(EXERCISES):
A. Check the extract on dermal deposit disorders below against these statements: (i) for gout, formalin is the best fixative to keep the crystals; (ii) for calcinosis cutis, Alizarin red is called more specific than von Kossa; (iii) in ochronosis, the structures stain black with methylene blue or cresyl violet. For each one, answer yes or no and quote the words of the extract that settle it.
B. Carry on the extract on dermal deposit disorders below, picking up right after its last sentence.

(EXTRACT PROVIDED):
********

BMZ, basement membrane zone; ECM1, extracellular matrix protein 1; EPP, erythropoietic protoporphyria.
| DISORDERS WITH DERMAL DEPOSITS – HISTOLOGIC FEATURES | |||
|---|---|---|---|
| Disease | Microscopic findings | Histochemical stains | Special processing |
| Gout | Dermal deposits of amorphous material with needle-like clefts surrounded by giant cells Polarizing light/fresh preparation – fine, needle-like crystals; negative birefringence |
20% silver nitrate solution: urate crystals appear black and the surrounding tissue yellow De Galantha stain: crystals brown–black |
Best fixative to preserve crystals: ethanol-based (Carnoy's fluid) |
| Lipoid proteinosis | Masses of amorphous or laminated hyalin-like material Also surrounds capillaries in the papillary dermis and appendages |
Contains type IV collagen and laminin PAS-positive and diastase-resistant ⊕ Alcian blue, hyaluronidase-sensitive Sudan III (+/−) Congo red (usually −) |
Direct immunofluorescence with anti-ECM1 antibodies to assess protein expression |
| Colloid milium (adult form) | Nodules of amorphous eosinophilic material Artifactual clefts Solar elastosis |
Stains similarly to amyloid (but not all cases) ⊕ Congo red ⊕ Thioflavin T ⊕ Crystal violet |
|
| Mucopolysaccharidoses | Granules within fibroblasts Large vacuolated cells in sweat glands and the external root sheath of hair follicles (gargoyle cells) |
Granules within fibroblasts: ⊕ Metachromasia with toluidine blue and Giemsa ⊕ Alcian blue ⊕ Colloidal iron (see Table 46.1 ) |
Fixation in absolute alcohol better than in formalin (consider when clinical diagnosis not supported by histologic findings) |
| Mucinoses, e.g. papular mucinosis, scleredema, pretibial myxedema ( Ch. 46 ) | Mucin between collagen and variable fibroblast proliferation | ⊕ Metachromasia with toluidine blue ⊕ Alcian blue ⊕ Colloidal iron (see Table 46.1 ) |
Fixation in absolute alcohol better than in formalin |
| Amyloidosis ( Ch. 47 ) | Fractured, amorphous, faintly eosinophilic material in dermis | ⊕ Congo red ⊕ Thioflavin T ⊕ Crystal violet |
In glutaraldehyde for electron microscopy |
| Ochronosis ( Ch. 67 ) | Sausage- or banana-shaped brown/yellow/orange structures | Black staining with methylene blue or cresyl violet | |
| Calcinosis cutis ( Ch. 50 ) | Irregular masses of deeply basophilic material Variable granulomatous inflammation |
⊕ von Kossa ⊕ Alizarin red (more specific) |
May fracture microtome blade May need decalcification solution first |
| Porphyrias, in particular EPP ( Ch. 49 ) | Perivascular rim of delicate eosinophilic fibrillar material In chronic lesions, also dense homogeneous deposits |
PAS-positive and diastase-resistant Immunohistochemistry for BMZ components (type IV collagen) |
|
This chapter will focus on gout, pseudogout, lipoid proteinosis, colloid milium, and the mucopolysaccharidoses. Additional deposition disorders such as papular mucinosis, amyloidosis, porphyria, and calcinosis cutis are reviewed in Chapter 46, Chapter 47, Chapter 49, Chapter 50 .

********

(Lines taken from a dataset):
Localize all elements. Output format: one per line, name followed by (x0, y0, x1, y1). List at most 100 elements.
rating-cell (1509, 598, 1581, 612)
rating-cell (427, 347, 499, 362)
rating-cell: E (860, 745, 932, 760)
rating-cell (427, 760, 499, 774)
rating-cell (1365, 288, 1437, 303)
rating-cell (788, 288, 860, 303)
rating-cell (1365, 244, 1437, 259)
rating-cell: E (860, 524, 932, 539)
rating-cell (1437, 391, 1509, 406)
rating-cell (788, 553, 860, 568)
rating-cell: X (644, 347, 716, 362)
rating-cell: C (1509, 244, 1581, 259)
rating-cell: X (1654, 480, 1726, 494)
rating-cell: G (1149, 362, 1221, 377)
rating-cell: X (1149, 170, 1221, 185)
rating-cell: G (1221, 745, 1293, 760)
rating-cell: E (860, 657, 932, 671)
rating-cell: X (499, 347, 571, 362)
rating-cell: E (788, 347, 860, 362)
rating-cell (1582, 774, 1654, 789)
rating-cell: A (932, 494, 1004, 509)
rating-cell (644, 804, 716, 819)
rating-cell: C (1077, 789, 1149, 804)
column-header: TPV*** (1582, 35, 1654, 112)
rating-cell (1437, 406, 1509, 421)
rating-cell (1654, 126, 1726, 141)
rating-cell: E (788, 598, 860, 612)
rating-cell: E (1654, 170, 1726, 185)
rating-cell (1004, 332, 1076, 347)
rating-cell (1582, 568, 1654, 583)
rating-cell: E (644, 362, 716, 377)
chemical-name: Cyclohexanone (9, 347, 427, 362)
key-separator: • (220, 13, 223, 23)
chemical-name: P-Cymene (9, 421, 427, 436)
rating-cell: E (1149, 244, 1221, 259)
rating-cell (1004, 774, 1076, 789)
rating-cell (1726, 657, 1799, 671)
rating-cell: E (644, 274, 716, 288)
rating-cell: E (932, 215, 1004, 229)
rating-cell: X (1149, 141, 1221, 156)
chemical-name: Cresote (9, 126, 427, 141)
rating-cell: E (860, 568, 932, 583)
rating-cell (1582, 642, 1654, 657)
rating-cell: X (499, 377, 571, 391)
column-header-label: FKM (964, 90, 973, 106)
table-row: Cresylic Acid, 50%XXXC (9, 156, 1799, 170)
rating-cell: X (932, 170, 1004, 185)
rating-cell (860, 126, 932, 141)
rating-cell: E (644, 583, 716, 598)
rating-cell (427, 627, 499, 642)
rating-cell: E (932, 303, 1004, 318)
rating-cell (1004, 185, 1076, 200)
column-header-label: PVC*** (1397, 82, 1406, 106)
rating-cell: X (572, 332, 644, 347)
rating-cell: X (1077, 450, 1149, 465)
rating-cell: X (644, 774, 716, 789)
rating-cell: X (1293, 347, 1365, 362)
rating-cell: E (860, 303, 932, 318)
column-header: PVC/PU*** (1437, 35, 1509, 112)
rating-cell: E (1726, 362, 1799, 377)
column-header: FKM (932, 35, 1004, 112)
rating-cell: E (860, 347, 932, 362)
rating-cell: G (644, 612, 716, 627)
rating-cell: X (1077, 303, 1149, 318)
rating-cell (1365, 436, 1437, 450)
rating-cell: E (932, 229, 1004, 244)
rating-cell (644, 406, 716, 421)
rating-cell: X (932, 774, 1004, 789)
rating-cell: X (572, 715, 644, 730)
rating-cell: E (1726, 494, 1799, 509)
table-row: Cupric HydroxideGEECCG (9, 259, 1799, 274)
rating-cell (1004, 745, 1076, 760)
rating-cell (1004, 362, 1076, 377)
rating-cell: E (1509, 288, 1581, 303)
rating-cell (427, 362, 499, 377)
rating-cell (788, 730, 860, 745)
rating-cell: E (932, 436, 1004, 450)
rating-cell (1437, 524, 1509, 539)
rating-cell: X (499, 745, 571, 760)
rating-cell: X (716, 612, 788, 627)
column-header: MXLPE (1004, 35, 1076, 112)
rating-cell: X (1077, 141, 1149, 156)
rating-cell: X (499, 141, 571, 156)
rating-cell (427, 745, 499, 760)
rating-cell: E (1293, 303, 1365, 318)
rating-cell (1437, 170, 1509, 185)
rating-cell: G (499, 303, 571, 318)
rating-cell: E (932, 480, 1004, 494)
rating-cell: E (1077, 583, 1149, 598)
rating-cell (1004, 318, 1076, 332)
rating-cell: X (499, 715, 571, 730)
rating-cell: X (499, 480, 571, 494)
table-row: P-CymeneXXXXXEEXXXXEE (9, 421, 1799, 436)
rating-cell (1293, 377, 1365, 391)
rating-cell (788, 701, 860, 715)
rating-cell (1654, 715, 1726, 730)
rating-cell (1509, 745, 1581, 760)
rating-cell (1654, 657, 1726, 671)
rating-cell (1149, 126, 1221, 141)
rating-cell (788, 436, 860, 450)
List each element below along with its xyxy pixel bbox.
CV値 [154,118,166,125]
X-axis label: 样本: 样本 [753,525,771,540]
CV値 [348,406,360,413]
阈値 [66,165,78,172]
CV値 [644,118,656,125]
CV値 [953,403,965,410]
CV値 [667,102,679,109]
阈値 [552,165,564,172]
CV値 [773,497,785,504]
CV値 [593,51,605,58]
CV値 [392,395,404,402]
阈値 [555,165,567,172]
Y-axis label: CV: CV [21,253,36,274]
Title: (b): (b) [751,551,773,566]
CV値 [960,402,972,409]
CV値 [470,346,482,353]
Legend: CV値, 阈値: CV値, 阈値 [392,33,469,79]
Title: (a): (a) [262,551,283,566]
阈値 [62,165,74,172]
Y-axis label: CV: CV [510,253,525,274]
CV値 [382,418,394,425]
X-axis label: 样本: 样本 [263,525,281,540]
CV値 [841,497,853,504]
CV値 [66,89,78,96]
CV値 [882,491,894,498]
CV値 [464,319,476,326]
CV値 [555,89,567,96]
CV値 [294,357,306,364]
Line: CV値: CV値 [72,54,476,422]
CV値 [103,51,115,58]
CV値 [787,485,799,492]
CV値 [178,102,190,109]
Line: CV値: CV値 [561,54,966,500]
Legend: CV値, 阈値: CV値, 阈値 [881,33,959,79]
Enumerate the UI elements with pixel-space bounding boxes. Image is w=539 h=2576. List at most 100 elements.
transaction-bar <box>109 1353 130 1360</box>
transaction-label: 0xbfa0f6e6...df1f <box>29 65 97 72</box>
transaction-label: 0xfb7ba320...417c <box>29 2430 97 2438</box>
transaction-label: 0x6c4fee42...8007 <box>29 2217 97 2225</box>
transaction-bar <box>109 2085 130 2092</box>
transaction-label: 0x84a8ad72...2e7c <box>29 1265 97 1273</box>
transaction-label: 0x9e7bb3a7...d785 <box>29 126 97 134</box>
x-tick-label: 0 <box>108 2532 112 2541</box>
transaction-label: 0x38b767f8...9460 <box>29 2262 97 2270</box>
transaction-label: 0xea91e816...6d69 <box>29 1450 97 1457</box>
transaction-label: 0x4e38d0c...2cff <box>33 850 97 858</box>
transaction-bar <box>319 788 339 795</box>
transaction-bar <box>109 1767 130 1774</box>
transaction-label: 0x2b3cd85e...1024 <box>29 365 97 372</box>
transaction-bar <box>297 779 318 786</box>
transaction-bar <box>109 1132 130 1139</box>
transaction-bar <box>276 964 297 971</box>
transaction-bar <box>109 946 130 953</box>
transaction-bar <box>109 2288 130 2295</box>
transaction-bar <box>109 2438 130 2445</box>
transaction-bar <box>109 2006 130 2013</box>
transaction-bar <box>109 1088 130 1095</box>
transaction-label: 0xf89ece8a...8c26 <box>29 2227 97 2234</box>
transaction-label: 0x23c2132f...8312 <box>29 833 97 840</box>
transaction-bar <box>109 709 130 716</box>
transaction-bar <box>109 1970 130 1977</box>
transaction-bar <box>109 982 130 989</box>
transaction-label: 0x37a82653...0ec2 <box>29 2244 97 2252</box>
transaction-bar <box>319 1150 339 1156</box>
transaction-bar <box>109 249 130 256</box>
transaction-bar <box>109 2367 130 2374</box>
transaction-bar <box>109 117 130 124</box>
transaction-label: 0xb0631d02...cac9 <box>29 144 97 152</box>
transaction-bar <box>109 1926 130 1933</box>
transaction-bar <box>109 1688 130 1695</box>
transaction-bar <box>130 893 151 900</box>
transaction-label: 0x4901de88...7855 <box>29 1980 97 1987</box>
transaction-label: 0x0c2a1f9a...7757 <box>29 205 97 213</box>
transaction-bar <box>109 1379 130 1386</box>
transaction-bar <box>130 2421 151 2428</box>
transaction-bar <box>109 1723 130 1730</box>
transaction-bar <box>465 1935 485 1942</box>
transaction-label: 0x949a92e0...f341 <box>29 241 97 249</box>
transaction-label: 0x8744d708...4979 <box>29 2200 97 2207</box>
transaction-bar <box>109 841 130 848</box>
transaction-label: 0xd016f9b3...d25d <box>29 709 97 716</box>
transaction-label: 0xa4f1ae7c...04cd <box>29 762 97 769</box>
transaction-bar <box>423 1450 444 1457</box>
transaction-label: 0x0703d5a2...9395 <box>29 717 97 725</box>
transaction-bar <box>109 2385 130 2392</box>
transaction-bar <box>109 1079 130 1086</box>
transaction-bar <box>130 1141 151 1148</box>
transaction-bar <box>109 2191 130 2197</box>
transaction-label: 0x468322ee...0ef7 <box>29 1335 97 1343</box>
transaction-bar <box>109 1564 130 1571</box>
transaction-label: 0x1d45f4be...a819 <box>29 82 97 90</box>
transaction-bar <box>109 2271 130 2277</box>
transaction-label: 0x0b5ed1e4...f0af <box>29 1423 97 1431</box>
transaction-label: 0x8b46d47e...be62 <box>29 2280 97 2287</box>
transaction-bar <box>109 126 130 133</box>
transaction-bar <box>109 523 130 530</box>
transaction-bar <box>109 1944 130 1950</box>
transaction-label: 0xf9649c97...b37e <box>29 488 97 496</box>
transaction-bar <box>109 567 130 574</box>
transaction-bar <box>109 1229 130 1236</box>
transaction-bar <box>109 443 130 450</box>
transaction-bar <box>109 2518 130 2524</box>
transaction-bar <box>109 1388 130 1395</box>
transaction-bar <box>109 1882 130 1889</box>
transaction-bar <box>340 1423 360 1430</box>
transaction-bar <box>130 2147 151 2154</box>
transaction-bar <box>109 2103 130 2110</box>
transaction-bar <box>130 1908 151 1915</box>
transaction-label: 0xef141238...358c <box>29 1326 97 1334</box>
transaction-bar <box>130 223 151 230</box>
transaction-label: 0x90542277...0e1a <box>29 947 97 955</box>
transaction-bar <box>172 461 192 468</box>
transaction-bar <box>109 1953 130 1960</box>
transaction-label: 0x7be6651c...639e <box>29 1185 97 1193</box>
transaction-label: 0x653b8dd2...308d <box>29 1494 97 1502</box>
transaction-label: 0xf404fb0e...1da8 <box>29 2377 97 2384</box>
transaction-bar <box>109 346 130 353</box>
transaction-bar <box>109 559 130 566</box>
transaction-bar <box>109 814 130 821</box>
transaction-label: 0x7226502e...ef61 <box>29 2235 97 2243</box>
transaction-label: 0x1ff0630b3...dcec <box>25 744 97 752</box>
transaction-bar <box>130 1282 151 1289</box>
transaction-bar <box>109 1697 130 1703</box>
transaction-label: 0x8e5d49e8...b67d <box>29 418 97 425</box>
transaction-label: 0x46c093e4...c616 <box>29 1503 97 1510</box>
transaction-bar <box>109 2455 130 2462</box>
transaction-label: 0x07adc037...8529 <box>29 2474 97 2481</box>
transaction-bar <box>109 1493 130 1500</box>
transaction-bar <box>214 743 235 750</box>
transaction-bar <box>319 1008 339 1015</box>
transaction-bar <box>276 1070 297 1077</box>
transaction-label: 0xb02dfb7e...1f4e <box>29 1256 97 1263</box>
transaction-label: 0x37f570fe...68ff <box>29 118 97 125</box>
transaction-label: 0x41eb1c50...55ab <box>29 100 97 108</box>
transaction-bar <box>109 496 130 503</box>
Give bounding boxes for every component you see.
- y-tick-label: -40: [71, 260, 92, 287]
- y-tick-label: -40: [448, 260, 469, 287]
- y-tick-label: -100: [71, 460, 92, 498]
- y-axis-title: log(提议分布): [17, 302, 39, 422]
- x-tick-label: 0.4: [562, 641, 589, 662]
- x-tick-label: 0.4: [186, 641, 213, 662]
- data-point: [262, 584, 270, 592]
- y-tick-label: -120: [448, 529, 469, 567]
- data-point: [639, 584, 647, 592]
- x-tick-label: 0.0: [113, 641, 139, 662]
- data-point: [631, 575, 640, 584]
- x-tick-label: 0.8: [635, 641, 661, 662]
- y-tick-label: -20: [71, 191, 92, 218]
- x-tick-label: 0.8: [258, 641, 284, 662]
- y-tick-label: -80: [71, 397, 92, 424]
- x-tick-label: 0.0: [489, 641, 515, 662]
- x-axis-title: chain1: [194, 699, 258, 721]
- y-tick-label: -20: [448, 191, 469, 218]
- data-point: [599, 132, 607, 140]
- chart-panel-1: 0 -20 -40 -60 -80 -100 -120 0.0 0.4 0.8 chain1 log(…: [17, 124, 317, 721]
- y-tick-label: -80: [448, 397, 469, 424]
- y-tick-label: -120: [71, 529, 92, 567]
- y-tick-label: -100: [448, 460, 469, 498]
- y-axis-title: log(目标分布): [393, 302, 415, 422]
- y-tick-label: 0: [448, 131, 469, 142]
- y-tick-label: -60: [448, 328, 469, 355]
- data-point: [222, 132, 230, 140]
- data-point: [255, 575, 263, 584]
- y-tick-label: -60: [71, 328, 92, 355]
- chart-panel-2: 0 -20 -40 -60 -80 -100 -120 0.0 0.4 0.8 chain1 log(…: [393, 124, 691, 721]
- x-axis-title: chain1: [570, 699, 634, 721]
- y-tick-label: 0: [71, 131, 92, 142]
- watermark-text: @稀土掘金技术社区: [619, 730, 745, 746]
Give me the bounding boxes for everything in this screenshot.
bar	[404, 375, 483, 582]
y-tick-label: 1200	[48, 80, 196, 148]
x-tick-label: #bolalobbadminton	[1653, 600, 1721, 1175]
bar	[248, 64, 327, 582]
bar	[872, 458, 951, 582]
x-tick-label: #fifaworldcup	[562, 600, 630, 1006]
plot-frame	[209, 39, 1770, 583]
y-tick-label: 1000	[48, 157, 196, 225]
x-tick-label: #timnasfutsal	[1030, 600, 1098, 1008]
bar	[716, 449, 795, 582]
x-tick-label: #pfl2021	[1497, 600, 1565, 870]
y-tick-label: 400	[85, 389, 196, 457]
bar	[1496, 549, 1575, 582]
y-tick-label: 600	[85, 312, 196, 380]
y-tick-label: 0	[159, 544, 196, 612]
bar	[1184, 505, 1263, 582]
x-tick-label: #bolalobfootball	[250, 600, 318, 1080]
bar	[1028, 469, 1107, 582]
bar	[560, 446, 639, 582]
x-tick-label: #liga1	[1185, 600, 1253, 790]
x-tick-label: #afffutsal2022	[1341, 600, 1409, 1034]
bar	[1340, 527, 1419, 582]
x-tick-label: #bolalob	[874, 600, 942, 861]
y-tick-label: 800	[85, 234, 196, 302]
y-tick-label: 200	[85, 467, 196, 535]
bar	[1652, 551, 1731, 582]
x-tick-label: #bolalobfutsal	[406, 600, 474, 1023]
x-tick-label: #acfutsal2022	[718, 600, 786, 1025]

********

(ANSWERS PROVIDED):
A.
(i) No: "Best fixative to preserve crystals: ethanol-based (Carnoy's fluid)"
(ii) Yes: "⊕ von Kossa ⊕ Alizarin red (more specific)"
(iii) Yes: "Black staining with methylene blue or cresyl violet"

B.
Gout
Synonyms
▪ Urate crystal arthropathy ▪ Podagra ▪ Urate deposition disease
Key features
- ▪
Gout is a metabolic disease in which the underlying abnormality is hyperuricemia
- ▪
Deposits of needle-like crystals of monosodium urate are found in several sites, most commonly the skin (as tophi) and the joints
- ▪
In fresh preparations of synovial fluid and expressed material from tophi, the crystals exhibit negative birefringence when examined by polarized light
- ▪
In routinely fixed histologic sections, amorphous deposits that contain needle-like clefts are seen in the dermis and subcutis
Introduction
Gout is a metabolic disease in which needle-like crystals of monosodium urate (the ionized form of uric acid) from supersaturated fluids are deposited in tissue. Clinical manifestations include gouty arthritis, accumulation of crystals in connective tissue (tophi), uric acid nephrolithiasis, and renal impairment .
Epidemiology
Gout is the most common form of crystal-induced arthritis, and its prevalence seems to have increased over the past few decades. Men 40–50 years of age are most commonly affected. The male-to-female ratio is 9 : 1, and most women with gout are postmenopausal. Gout is found in up to 4% of adults and ~20% of patients have a family history of gout .
Pathogenesis
Gout is a consequence of deposits of urate crystals that have precipitated from supersaturated body fluids. Uric acid is the end product of the catabolism of purines. When the body increases its production of uric acid or if the kidneys do not excrete sufficient amounts, the result is hyperuricemia ( Table 48.2 ).
Table 48.2
Classification of hyperuricemia.
ATP, adenosine triphosphate.
| CLASSIFICATION OF HYPERURICEMIA | |
|---|---|
| Overproduction of uric acid |
|
| Decreased excretion of uric acid |
|
Urate crystals can activate the NLRP3 (cryopyrin) inflammasome (see Fig. 4.2 ) and stimulate the production of the proinflammatory cytokine interleukin-1β by monocytes and macrophages . The subsequent migration and activation of neutrophils as well as complement activation initiate a vicious cycle. The ingestion of crystals by neutrophils triggers cell damage and leakage of lysosomes, which then result in further inflammation and tissue damage.
Clinical Features
The typical patient with gout is a middle-aged or older man, who may have a family history of the disease. Risk factors include obesity, excessive alcohol intake, renal insufficiency and certain medications, most commonly diuretics. The natural history of gout involves four clinical stages : (1) asymptomatic hyperuricemia; (2) acute gouty arthritis; (3) intercritical gout (the intervals between attacks, which progressively become shorter in duration); and (4) chronic tophaceous gout.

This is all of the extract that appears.